WORK REQUEST: Whenever a line in the records below holds the string "başlangıçtaki", copy it out.

Dataset records of page text:
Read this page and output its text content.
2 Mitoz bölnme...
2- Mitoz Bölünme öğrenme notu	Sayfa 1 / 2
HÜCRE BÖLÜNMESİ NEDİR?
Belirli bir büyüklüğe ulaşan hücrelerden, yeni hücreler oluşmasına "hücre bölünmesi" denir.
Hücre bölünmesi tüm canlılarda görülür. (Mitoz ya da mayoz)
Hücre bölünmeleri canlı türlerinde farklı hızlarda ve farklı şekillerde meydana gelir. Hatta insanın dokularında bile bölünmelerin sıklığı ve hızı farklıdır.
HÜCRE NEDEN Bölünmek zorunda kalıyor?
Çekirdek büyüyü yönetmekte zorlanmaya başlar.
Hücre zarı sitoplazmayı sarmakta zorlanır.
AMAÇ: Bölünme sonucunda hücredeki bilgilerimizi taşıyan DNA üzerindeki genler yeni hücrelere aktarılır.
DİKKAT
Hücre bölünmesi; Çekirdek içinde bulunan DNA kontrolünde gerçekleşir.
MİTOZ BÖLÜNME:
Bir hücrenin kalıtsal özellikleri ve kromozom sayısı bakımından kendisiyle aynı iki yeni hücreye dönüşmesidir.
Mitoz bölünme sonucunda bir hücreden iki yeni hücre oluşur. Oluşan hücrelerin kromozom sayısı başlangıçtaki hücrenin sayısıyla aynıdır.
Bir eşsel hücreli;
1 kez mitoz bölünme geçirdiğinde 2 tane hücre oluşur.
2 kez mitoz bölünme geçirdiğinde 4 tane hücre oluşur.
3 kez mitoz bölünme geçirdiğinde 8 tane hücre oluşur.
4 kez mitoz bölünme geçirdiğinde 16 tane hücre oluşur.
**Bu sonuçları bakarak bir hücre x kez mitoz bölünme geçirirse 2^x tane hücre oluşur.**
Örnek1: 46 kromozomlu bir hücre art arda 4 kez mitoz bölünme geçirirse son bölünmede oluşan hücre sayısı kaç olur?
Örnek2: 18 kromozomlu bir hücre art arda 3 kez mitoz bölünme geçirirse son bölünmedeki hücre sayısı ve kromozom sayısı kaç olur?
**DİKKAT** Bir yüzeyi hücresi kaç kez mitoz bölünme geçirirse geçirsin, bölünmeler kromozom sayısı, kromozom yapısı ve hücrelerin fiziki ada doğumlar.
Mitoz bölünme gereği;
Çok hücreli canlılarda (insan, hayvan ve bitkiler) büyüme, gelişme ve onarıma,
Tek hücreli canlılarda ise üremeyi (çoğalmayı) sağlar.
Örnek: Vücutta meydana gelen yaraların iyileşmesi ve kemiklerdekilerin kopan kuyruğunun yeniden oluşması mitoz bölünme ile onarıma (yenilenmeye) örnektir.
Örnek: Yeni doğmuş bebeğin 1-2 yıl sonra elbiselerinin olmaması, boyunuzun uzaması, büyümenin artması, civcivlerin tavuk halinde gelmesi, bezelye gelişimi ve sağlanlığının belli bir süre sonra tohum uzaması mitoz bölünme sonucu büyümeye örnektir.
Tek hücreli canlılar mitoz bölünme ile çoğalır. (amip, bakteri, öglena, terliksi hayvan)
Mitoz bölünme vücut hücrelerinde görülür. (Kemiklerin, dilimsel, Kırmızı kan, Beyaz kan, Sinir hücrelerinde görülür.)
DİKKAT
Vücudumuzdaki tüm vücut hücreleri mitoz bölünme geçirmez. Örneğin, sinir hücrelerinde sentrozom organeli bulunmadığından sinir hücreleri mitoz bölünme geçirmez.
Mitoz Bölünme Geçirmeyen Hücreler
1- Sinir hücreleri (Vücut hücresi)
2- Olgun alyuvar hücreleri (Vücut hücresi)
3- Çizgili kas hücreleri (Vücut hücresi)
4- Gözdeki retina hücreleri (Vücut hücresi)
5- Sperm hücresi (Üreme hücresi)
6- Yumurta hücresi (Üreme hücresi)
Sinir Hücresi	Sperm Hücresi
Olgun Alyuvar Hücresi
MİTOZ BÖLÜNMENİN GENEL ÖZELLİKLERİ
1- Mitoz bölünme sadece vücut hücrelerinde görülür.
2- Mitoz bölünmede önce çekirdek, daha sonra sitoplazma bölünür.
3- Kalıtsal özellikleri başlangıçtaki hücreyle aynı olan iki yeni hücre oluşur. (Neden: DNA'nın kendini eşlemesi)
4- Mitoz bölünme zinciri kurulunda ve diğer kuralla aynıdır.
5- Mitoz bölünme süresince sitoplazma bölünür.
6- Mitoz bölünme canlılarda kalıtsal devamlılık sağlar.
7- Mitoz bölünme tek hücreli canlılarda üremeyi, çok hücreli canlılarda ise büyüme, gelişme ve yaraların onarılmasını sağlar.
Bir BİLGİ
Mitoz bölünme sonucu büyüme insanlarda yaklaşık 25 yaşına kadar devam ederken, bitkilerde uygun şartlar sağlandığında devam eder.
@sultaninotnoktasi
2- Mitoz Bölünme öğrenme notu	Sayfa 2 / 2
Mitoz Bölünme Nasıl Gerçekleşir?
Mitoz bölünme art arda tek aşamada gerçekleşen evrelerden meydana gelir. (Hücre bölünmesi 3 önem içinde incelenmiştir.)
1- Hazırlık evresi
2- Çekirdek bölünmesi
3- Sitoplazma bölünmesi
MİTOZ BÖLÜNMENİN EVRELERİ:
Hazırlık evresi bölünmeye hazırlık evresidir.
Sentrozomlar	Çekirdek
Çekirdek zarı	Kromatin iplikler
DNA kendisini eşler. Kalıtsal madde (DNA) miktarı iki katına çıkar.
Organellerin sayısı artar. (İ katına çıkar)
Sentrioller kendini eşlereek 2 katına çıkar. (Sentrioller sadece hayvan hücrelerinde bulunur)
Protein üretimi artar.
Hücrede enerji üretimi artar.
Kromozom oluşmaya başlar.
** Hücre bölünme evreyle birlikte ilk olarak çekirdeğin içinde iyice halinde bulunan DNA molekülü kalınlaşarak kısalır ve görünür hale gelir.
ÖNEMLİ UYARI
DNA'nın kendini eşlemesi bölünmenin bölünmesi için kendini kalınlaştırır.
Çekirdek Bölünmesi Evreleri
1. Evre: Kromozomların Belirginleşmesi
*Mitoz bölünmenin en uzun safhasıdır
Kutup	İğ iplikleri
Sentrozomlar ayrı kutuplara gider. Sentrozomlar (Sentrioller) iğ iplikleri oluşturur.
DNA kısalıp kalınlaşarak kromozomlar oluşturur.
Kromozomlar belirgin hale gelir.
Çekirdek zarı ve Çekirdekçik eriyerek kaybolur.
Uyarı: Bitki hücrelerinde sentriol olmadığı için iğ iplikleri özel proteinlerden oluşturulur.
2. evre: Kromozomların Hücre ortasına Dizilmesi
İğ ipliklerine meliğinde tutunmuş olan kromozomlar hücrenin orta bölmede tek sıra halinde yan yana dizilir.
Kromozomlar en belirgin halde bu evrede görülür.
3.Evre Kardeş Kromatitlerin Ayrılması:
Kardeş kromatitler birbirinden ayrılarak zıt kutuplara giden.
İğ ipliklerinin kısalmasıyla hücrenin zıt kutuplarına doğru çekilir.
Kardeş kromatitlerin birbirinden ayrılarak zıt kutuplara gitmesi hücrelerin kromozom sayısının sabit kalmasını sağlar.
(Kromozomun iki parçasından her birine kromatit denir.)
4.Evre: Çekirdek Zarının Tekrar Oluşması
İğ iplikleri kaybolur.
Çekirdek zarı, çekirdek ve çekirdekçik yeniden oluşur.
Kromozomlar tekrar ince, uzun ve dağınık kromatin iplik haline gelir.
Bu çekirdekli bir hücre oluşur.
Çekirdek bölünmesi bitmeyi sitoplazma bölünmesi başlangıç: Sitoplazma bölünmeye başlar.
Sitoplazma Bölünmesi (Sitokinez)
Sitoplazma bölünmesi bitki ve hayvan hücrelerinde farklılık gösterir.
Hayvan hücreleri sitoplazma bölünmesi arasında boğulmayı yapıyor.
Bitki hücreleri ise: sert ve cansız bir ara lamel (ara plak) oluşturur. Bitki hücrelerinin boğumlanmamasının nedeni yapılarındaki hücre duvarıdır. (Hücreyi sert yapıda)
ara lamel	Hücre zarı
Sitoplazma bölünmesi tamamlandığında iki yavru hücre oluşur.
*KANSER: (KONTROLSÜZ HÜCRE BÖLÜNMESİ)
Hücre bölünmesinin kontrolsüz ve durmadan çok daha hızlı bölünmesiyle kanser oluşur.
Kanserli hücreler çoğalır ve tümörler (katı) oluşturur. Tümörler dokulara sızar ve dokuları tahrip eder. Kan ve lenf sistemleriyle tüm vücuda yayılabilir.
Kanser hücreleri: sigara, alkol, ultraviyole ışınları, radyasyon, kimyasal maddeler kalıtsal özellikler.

REPLY TO THE EXERCISE:
Mitoz bölünme sonucunda bir hücreden iki yeni hücre oluşur. Oluşan hücrelerin kromozom sayısı başlangıçtaki hücrenin sayısıyla aynıdır.
3- Kalıtsal özellikleri başlangıçtaki hücreyle aynı olan iki yeni hücre oluşur. (Neden: DNA'nın kendini eşlemesi)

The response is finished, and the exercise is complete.